---------- Supplied data

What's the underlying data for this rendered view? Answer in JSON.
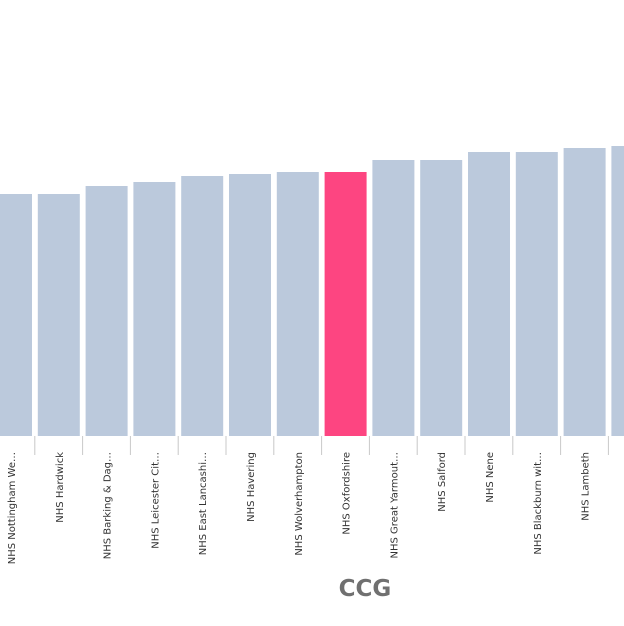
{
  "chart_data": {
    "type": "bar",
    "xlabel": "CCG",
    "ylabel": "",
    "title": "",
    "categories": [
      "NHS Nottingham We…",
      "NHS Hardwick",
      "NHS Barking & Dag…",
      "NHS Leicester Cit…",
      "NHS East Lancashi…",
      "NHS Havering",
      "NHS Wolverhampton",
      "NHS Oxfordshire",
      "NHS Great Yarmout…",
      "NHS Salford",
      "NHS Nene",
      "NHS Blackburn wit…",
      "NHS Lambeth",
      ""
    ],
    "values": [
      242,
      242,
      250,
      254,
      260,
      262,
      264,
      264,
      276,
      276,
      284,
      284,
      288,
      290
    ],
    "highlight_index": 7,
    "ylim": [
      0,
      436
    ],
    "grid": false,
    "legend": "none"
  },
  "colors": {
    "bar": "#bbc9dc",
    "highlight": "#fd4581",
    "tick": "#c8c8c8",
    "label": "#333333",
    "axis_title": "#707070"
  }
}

--------------------
---------- Supplied data

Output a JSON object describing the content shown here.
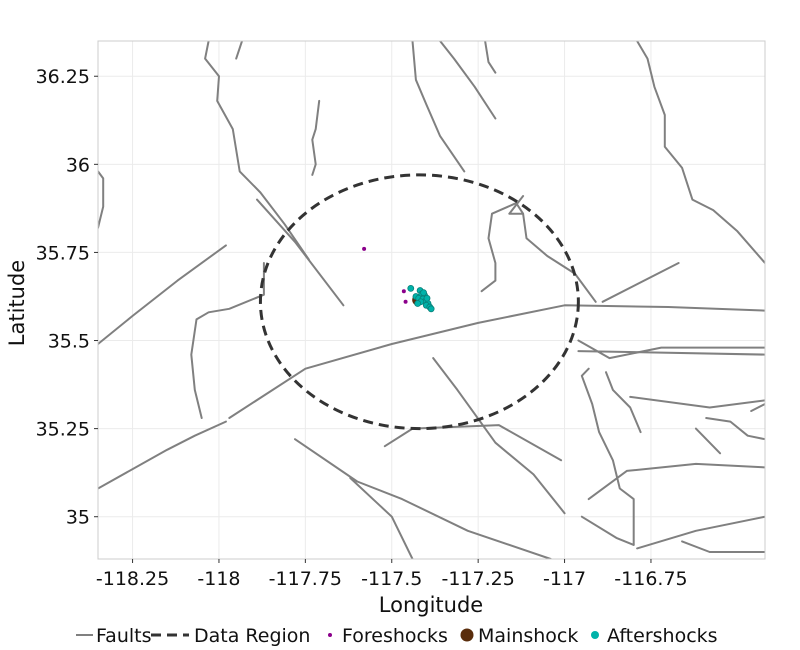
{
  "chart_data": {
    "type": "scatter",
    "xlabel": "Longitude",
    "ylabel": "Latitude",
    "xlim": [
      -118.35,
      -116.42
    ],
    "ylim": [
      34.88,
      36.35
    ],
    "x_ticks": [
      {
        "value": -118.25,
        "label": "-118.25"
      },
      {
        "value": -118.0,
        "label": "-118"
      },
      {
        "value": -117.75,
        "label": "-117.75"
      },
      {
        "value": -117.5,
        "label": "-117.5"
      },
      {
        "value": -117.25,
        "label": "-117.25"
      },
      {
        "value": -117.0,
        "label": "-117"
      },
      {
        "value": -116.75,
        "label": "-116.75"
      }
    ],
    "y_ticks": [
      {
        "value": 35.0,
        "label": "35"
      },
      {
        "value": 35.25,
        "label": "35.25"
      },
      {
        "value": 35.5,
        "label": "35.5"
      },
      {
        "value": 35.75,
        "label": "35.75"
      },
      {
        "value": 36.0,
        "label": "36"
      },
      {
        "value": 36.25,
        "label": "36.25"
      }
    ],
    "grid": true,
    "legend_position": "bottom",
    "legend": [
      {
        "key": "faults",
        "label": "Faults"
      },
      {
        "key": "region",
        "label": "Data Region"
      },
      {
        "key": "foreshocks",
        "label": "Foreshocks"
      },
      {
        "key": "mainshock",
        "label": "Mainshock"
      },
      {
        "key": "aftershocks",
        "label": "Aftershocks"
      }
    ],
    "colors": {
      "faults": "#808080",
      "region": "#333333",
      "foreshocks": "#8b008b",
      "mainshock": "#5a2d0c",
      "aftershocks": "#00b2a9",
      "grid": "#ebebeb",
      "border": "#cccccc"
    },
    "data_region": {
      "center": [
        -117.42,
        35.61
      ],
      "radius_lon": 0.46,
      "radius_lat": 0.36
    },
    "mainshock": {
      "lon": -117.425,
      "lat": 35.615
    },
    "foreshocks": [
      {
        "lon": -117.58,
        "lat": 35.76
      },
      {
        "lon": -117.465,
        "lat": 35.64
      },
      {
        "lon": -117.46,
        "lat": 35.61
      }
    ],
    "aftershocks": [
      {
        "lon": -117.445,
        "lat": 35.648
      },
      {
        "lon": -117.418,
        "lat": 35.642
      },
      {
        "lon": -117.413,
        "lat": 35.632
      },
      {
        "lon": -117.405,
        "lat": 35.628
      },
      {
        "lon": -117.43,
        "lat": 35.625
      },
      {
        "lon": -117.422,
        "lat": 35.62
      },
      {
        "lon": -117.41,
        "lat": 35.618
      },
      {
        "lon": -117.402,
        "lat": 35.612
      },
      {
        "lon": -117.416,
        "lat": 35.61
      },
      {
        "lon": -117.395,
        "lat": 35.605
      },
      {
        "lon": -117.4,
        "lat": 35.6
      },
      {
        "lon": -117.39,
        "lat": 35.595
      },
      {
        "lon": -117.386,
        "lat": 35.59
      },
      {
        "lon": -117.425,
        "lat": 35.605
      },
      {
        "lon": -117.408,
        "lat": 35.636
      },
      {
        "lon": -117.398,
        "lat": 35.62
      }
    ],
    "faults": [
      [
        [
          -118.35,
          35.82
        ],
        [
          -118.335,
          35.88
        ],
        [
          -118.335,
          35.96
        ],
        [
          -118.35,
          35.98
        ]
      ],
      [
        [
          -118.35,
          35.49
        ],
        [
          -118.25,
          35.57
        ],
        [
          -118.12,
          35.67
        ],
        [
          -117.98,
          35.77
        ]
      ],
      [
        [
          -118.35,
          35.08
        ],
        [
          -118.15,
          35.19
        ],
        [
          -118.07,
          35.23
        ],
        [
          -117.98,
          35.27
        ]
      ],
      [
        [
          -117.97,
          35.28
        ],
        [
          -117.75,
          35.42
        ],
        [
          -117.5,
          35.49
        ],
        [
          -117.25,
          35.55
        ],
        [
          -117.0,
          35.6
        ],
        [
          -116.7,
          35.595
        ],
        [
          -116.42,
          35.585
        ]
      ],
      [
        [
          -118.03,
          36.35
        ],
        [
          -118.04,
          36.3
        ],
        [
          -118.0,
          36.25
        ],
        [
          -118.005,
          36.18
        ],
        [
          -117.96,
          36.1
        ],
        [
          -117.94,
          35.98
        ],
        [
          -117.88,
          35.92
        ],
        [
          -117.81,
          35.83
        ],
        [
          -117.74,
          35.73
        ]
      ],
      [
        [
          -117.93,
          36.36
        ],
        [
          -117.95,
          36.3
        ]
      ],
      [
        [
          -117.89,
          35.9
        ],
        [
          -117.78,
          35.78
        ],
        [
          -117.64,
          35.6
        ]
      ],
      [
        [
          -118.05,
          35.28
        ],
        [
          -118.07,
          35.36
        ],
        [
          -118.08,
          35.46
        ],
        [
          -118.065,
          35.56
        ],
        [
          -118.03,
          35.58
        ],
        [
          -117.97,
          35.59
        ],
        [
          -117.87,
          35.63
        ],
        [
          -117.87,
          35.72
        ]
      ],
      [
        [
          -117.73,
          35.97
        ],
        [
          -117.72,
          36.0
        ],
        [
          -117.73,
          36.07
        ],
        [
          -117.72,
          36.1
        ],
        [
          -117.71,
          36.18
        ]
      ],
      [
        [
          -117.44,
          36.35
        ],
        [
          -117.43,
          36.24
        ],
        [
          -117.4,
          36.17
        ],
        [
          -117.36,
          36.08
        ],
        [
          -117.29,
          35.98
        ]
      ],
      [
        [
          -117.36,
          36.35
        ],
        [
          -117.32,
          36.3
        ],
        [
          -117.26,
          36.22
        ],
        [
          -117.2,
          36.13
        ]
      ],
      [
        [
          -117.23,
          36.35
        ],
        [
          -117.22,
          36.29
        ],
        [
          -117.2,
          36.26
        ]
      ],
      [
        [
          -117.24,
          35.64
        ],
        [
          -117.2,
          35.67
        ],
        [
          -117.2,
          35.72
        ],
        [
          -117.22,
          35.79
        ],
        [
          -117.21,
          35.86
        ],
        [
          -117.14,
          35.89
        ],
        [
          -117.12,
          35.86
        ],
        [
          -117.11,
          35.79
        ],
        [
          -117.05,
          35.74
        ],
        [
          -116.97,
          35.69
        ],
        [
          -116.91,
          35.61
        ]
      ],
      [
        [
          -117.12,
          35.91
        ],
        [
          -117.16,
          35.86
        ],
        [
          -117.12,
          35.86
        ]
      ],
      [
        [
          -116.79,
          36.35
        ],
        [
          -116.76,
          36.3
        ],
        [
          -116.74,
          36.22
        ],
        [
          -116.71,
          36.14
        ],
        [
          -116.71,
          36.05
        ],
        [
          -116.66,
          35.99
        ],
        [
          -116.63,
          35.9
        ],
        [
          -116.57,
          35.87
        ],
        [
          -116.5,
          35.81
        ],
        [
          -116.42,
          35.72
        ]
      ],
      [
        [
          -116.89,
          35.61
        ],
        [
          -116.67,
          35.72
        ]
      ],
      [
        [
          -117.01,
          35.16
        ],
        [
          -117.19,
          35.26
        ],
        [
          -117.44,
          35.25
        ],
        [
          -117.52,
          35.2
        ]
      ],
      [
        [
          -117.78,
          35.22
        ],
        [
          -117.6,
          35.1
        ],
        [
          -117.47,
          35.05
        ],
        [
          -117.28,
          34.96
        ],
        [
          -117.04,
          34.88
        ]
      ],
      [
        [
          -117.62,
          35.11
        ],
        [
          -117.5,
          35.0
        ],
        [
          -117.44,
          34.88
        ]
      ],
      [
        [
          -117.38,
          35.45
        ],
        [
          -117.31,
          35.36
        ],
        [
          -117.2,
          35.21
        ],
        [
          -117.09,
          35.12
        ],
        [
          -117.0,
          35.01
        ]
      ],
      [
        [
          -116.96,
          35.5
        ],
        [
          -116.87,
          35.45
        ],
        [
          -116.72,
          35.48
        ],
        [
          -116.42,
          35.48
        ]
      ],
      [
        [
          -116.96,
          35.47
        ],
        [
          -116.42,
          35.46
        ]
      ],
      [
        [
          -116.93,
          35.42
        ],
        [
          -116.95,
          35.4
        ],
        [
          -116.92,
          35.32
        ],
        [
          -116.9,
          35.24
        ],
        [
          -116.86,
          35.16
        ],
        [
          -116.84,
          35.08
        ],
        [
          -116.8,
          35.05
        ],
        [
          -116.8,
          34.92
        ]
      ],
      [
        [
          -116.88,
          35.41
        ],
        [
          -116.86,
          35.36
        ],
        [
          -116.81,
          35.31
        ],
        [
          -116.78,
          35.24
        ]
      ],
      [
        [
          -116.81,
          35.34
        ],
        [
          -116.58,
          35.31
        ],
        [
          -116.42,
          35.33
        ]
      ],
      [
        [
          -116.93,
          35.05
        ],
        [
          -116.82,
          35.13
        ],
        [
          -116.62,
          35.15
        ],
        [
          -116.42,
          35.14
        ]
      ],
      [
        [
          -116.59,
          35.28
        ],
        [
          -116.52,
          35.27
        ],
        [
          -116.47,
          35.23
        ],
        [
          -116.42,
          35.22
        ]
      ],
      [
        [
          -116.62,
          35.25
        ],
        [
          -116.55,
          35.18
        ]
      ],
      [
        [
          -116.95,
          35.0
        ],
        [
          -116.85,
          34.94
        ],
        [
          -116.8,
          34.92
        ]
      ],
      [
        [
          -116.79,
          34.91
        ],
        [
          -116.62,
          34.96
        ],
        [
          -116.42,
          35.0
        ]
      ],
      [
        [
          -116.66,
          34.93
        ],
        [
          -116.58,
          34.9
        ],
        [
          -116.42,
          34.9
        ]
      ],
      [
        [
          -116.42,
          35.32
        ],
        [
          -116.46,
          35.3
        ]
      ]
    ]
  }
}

--------------------

Objective -> Locate the string "JSON" in the listing above and copy every line where it occurs.

Completed task ->
What's the underlying data for this rendered view? Answer in JSON.
Output a JSON object describing the content shown here.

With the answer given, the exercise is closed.